**Stated exercise 1**
Answer these questions about the Lucene post:
(a) Which two fields are tokenized and indexed?
(b) Which category must be boosted?
(c) Which feature in older documentation looked as if it might help?
**Stated exercise 2**
Why does the Lucene post say priority documents should be boosted, "but not by too much"?
**Stated exercise 3**
Can you carry on the Lucene post from its final sentence?

#### Extract

Mailing List Archive: Prioritising certain documents in the search results

Hi

I'm currently using Lucene 8-6.3, and indexing a few thousand documents.
Some of these documents need to be prioritised in the search results, but
not by too much; e.g. an exact phrase match in a normal document still needs
to top the rankings ahead of a priority document that just matches the
individual words.

I'm tokenising and indexing a Title field and a Content field, and storing a
Category field and a Version field. Searches are executed with a standard
QueryParser on Title and Content.

Most documents do not have a category or a version, but if a document has
the category ReleaseNote then it needs to be boosted, and the value of the
boost factor should be correlated with the Version (so Version = 10 is
boosted more than Version = 6, etc).

Looking back through the older versions of the documentation it appears that
document.setBoost might have provided something I could work with, but later
versions of Lucene appear to have dropped this feature. If it still existed
I expect I'd have to experiment with the actual coefficients until I got
reasonable results but in principle it should be possible to arrive at a
good result.

I can't see how to achieve this same thing in the later versions of Lucene.
Best I can come up with is to calculate a factor from the category and
version number and store it as a separate field, then somehow use this field
to scale up (or down) the actual scores reported for the query results. But
I'm sure there must be a better way to do it - can anyone show me what it
is?

########
#### Records shown

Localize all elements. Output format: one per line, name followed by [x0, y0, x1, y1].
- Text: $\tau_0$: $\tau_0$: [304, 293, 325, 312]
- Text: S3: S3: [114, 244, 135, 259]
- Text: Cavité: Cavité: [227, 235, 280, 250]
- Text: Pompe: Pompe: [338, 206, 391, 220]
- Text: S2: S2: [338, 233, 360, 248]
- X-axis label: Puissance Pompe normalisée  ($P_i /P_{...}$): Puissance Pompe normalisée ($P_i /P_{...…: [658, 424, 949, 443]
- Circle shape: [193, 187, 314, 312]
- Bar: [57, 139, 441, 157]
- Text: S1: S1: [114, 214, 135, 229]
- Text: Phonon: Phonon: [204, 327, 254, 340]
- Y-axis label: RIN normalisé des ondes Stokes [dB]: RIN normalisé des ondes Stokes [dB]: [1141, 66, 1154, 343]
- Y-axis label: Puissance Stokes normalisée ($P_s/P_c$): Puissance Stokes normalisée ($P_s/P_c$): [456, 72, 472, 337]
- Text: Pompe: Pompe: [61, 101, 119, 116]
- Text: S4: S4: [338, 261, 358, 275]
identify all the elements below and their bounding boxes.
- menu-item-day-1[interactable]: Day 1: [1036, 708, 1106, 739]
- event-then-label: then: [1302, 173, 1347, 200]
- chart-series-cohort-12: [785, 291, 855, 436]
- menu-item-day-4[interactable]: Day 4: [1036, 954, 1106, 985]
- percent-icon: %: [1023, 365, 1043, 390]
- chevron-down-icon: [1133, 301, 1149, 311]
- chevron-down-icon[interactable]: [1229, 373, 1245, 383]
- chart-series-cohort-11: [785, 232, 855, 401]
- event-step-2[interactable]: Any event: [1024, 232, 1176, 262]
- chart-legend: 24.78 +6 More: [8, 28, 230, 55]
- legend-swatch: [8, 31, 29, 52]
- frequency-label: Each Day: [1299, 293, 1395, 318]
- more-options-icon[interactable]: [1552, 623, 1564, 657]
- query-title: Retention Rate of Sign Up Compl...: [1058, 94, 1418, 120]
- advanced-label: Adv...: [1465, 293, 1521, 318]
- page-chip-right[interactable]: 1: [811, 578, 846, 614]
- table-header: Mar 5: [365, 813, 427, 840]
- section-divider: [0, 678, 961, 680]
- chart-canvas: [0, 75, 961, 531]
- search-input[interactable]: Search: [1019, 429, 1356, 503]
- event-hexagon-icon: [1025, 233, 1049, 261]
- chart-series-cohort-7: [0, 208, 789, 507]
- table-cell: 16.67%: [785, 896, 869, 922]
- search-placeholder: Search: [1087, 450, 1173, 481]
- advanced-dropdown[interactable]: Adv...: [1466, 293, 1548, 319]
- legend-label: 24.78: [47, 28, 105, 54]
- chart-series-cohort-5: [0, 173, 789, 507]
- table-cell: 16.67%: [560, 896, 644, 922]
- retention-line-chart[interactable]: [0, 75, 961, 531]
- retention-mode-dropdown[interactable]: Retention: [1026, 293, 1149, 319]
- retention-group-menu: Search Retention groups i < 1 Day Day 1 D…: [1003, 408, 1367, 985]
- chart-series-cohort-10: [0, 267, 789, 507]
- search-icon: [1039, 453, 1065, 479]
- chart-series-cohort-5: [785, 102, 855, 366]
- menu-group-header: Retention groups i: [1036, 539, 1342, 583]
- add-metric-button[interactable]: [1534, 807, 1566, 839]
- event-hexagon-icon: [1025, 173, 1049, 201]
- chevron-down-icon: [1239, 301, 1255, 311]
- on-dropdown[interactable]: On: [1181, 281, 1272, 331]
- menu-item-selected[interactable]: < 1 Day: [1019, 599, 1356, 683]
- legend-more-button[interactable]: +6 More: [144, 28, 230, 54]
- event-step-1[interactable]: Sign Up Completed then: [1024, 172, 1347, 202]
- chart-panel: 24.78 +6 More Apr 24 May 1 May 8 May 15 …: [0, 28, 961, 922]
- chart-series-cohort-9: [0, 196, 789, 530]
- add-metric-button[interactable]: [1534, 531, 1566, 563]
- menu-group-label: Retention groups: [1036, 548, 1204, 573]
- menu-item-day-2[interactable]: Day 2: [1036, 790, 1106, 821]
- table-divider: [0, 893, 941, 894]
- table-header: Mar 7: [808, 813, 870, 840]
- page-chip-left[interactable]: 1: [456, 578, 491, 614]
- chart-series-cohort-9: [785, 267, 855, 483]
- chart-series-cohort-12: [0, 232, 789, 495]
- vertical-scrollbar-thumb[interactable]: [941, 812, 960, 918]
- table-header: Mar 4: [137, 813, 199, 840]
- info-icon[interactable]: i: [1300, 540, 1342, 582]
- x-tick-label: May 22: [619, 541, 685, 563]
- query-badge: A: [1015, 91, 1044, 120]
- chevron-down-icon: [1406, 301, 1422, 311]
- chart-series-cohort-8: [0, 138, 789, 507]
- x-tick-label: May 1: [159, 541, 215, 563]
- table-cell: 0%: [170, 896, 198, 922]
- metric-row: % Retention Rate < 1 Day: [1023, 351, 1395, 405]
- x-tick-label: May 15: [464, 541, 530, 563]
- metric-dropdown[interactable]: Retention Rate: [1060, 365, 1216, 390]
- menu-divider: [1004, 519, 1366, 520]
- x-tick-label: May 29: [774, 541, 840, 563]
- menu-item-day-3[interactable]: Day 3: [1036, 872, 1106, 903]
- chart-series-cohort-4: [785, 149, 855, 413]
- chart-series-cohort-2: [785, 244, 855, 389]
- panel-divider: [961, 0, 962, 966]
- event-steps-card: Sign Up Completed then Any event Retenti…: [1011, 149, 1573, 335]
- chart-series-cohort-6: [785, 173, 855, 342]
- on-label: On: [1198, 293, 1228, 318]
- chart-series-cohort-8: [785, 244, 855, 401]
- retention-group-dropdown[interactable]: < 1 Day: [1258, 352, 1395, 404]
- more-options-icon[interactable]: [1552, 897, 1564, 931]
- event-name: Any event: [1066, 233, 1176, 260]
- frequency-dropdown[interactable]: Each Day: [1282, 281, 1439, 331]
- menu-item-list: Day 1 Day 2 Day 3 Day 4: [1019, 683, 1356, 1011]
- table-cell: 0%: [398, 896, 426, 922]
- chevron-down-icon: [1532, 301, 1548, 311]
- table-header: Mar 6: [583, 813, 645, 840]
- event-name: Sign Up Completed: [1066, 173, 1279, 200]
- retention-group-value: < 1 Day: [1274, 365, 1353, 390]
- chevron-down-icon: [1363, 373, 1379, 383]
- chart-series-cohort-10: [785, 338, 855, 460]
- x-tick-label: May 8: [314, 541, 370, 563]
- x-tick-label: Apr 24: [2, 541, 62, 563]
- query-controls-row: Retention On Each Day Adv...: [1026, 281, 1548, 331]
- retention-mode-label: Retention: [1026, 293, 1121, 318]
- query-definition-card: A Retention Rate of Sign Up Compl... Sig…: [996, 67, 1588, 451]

########

**Right answer 1**
(a) Title and Content.
(b) ReleaseNote.
(c) document.setBoost.

**Right answer 2**
An exact phrase match in a normal document must still rank above a priority document that matches only the individual words. A large boost would push such priority documents above better matches.

**Right answer 3**
cheers

T

check out https://lucene.apache.org/core/9_5_0/core/org/apache/lucene/document/FeatureField.html

I think this is how you want to do it: it has some suggestions on how
to start without training the actual values in the docs, see "if you
don't know where to start"

On Wed, Feb 1, 2023 at 12:03 PM Trevor Nicholls
<trevor@castingthevoid.com> wrote:
>
> Hi
>
>
>
> I'm currently using Lucene 8-6.3, and indexing a few thousand documents.
> Some of these documents need to be prioritised in the search results, but
> not by too much; e.g. an exact phrase match in a normal document still needs
> to top the rankings ahead of a priority document that just matches the
> individual words.
>
> I'm tokenising and indexing a Title field and a Content field, and storing a
> Category field and a Version field. Searches are executed with a standard
> QueryParser on Title and Content.
>
>
>
> Most documents do not have a category or a version, but if a document has
> the category ReleaseNote then it needs to be boosted, and the value of the
> boost factor should be correlated with the Version (so Version = 10 is
> boosted more than Version = 6, etc).
>
>
>
> Looking back through the older versions of the documentation it appears that
> document.setBoost might have provided something I could work with, but later
> versions of Lucene appear to have dropped this feature. If it still existed
> I expect I'd have to experiment with the actual coefficients until I got
> reasonable results but in principle it should be possible to arrive at a
> good result.
>
>
>
> I can't see how to achieve this same thing in the later versions of Lucene.
> Best I can come up with is to calculate a factor from the category and
> version number and store it as a separate field, then somehow use this field
> to scale up (or down) the actual scores reported for the query results. But
> I'm sure there must be a better way to do it - can anyone show me what it
> is?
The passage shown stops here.